WHAT YOU NEED TO DO:
Can you output the material exactly as written, minus any pictures it holds?
+++
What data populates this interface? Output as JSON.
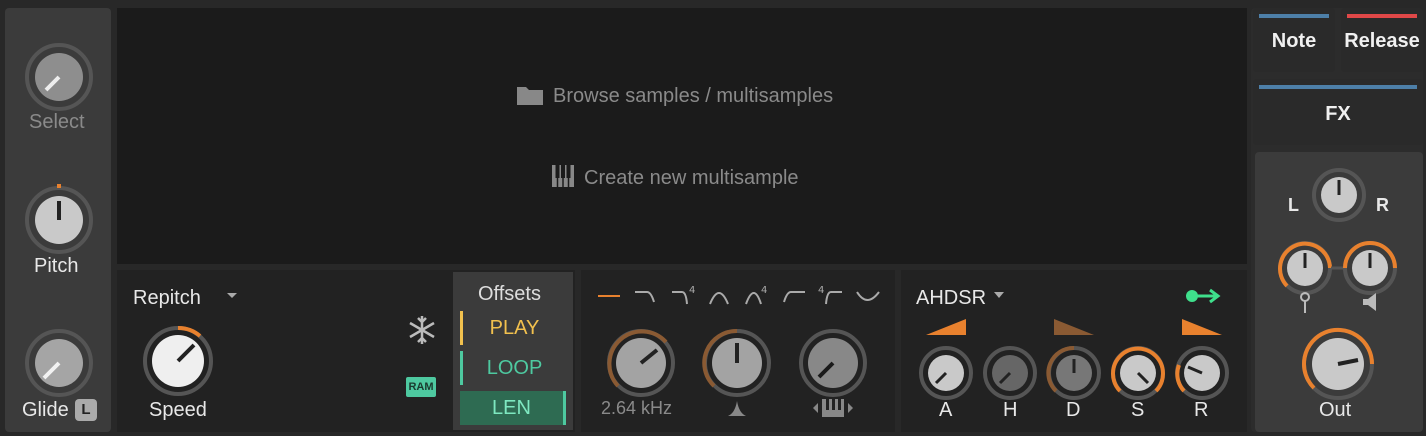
{
  "left": {
    "select_label": "Select",
    "pitch_label": "Pitch",
    "glide_label": "Glide",
    "glide_badge": "L"
  },
  "browser": {
    "browse_label": "Browse samples / multisamples",
    "create_label": "Create new multisample"
  },
  "sampler": {
    "mode": "Repitch",
    "speed_label": "Speed",
    "ram_label": "RAM",
    "offsets_title": "Offsets",
    "play_label": "PLAY",
    "loop_label": "LOOP",
    "len_label": "LEN",
    "colors": {
      "play": "#f2c14e",
      "loop": "#4ec9a0",
      "len_bg": "#2e6b52"
    }
  },
  "filter": {
    "cutoff_value": "2.64 kHz",
    "shape_icons": [
      "flat-line-icon",
      "lowpass-icon",
      "lowpass-4-icon",
      "bandpass-icon",
      "bandpass-4-icon",
      "highpass-icon",
      "highpass-4-icon",
      "notch-icon"
    ]
  },
  "envelope": {
    "type": "AHDSR",
    "labels": [
      "A",
      "H",
      "D",
      "S",
      "R"
    ]
  },
  "tabs": {
    "note": "Note",
    "release": "Release",
    "fx": "FX"
  },
  "output": {
    "left_label": "L",
    "right_label": "R",
    "out_label": "Out"
  },
  "colors": {
    "accent": "#e8812e",
    "note_bar": "#4d7fa8",
    "release_bar": "#e04848",
    "green": "#3fe08c"
  }
}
+++
RESPONSE TO THIS EXERCISE:
What data populates this interface? Output as JSON.
{
  "left": {
    "select_label": "Select",
    "pitch_label": "Pitch",
    "glide_label": "Glide",
    "glide_badge": "L"
  },
  "browser": {
    "browse_label": "Browse samples / multisamples",
    "create_label": "Create new multisample"
  },
  "sampler": {
    "mode": "Repitch",
    "speed_label": "Speed",
    "ram_label": "RAM",
    "offsets_title": "Offsets",
    "play_label": "PLAY",
    "loop_label": "LOOP",
    "len_label": "LEN",
    "colors": {
      "play": "#f2c14e",
      "loop": "#4ec9a0",
      "len_bg": "#2e6b52"
    }
  },
  "filter": {
    "cutoff_value": "2.64 kHz",
    "shape_icons": [
      "flat-line-icon",
      "lowpass-icon",
      "lowpass-4-icon",
      "bandpass-icon",
      "bandpass-4-icon",
      "highpass-icon",
      "highpass-4-icon",
      "notch-icon"
    ]
  },
  "envelope": {
    "type": "AHDSR",
    "labels": [
      "A",
      "H",
      "D",
      "S",
      "R"
    ]
  },
  "tabs": {
    "note": "Note",
    "release": "Release",
    "fx": "FX"
  },
  "output": {
    "left_label": "L",
    "right_label": "R",
    "out_label": "Out"
  },
  "colors": {
    "accent": "#e8812e",
    "note_bar": "#4d7fa8",
    "release_bar": "#e04848",
    "green": "#3fe08c"
  }
}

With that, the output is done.